● **REQUIRED TASK**: Quote the entries word for word. Omit the pictures.

● **RAW DATA**:

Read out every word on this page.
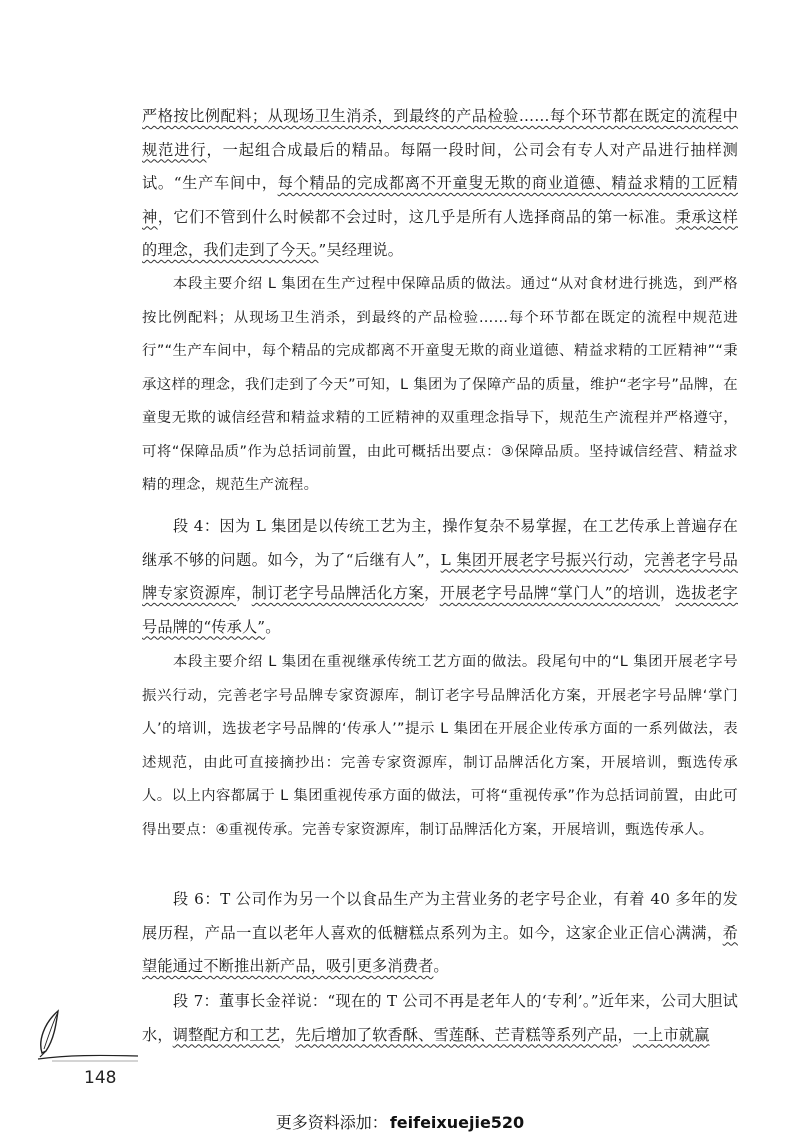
严格按比例配料；从现场卫生消杀，到最终的产品检验……每个环节都在既定的流程中规范进行，一起组合成最后的精品。每隔一段时间，公司会有专人对产品进行抽样测试。“生产车间中，每个精品的完成都离不开童叟无欺的商业道德、精益求精的工匠精神，它们不管到什么时候都不会过时，这几乎是所有人选择商品的第一标准。秉承这样的理念，我们走到了今天。”吴经理说。

本段主要介绍 L 集团在生产过程中保障品质的做法。通过“从对食材进行挑选，到严格按比例配料；从现场卫生消杀，到最终的产品检验……每个环节都在既定的流程中规范进行”“生产车间中，每个精品的完成都离不开童叟无欺的商业道德、精益求精的工匠精神”“秉承这样的理念，我们走到了今天”可知，L 集团为了保障产品的质量，维护“老字号”品牌，在童叟无欺的诚信经营和精益求精的工匠精神的双重理念指导下，规范生产流程并严格遵守，可将“保障品质”作为总括词前置，由此可概括出要点：③保障品质。坚持诚信经营、精益求精的理念，规范生产流程。

段 4：因为 L 集团是以传统工艺为主，操作复杂不易掌握，在工艺传承上普遍存在继承不够的问题。如今，为了“后继有人”，L 集团开展老字号振兴行动，完善老字号品牌专家资源库，制订老字号品牌活化方案，开展老字号品牌“掌门人”的培训，选拔老字号品牌的“传承人”。

本段主要介绍 L 集团在重视继承传统工艺方面的做法。段尾句中的“L 集团开展老字号振兴行动，完善老字号品牌专家资源库，制订老字号品牌活化方案，开展老字号品牌‘掌门人’的培训，选拔老字号品牌的‘传承人’”提示 L 集团在开展企业传承方面的一系列做法，表述规范，由此可直接摘抄出：完善专家资源库，制订品牌活化方案，开展培训，甄选传承人。以上内容都属于 L 集团重视传承方面的做法，可将“重视传承”作为总括词前置，由此可得出要点：④重视传承。完善专家资源库，制订品牌活化方案，开展培训，甄选传承人。

段 6：T 公司作为另一个以食品生产为主营业务的老字号企业，有着 40 多年的发展历程，产品一直以老年人喜欢的低糖糕点系列为主。如今，这家企业正信心满满，希望能通过不断推出新产品，吸引更多消费者。

段 7：董事长金祥说：“现在的 T 公司不再是老年人的‘专利’。”近年来，公司大胆试水，调整配方和工艺，先后增加了软香酥、雪莲酥、芒青糕等系列产品，一上市就赢

148
更多资料添加： feifeixuejie520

● **WORKED SOLUTION**:
Read out every word on this page.
严格按比例配料；从现场卫生消杀，到最终的产品检验……每个环节都在既定的流程中规范进行，一起组合成最后的精品。每隔一段时间，公司会有专人对产品进行抽样测试。“生产车间中，每个精品的完成都离不开童叟无欺的商业道德、精益求精的工匠精神，它们不管到什么时候都不会过时，这几乎是所有人选择商品的第一标准。秉承这样的理念，我们走到了今天。”吴经理说。

本段主要介绍 L 集团在生产过程中保障品质的做法。通过“从对食材进行挑选，到严格按比例配料；从现场卫生消杀，到最终的产品检验……每个环节都在既定的流程中规范进行”“生产车间中，每个精品的完成都离不开童叟无欺的商业道德、精益求精的工匠精神”“秉承这样的理念，我们走到了今天”可知，L 集团为了保障产品的质量，维护“老字号”品牌，在童叟无欺的诚信经营和精益求精的工匠精神的双重理念指导下，规范生产流程并严格遵守，可将“保障品质”作为总括词前置，由此可概括出要点：③保障品质。坚持诚信经营、精益求精的理念，规范生产流程。

段 4：因为 L 集团是以传统工艺为主，操作复杂不易掌握，在工艺传承上普遍存在继承不够的问题。如今，为了“后继有人”，L 集团开展老字号振兴行动，完善老字号品牌专家资源库，制订老字号品牌活化方案，开展老字号品牌“掌门人”的培训，选拔老字号品牌的“传承人”。

本段主要介绍 L 集团在重视继承传统工艺方面的做法。段尾句中的“L 集团开展老字号振兴行动，完善老字号品牌专家资源库，制订老字号品牌活化方案，开展老字号品牌‘掌门人’的培训，选拔老字号品牌的‘传承人’”提示 L 集团在开展企业传承方面的一系列做法，表述规范，由此可直接摘抄出：完善专家资源库，制订品牌活化方案，开展培训，甄选传承人。以上内容都属于 L 集团重视传承方面的做法，可将“重视传承”作为总括词前置，由此可得出要点：④重视传承。完善专家资源库，制订品牌活化方案，开展培训，甄选传承人。

段 6：T 公司作为另一个以食品生产为主营业务的老字号企业，有着 40 多年的发展历程，产品一直以老年人喜欢的低糖糕点系列为主。如今，这家企业正信心满满，希望能通过不断推出新产品，吸引更多消费者。

段 7：董事长金祥说：“现在的 T 公司不再是老年人的‘专利’。”近年来，公司大胆试水，调整配方和工艺，先后增加了软香酥、雪莲酥、芒青糕等系列产品，一上市就赢

148
更多资料添加： feifeixuejie520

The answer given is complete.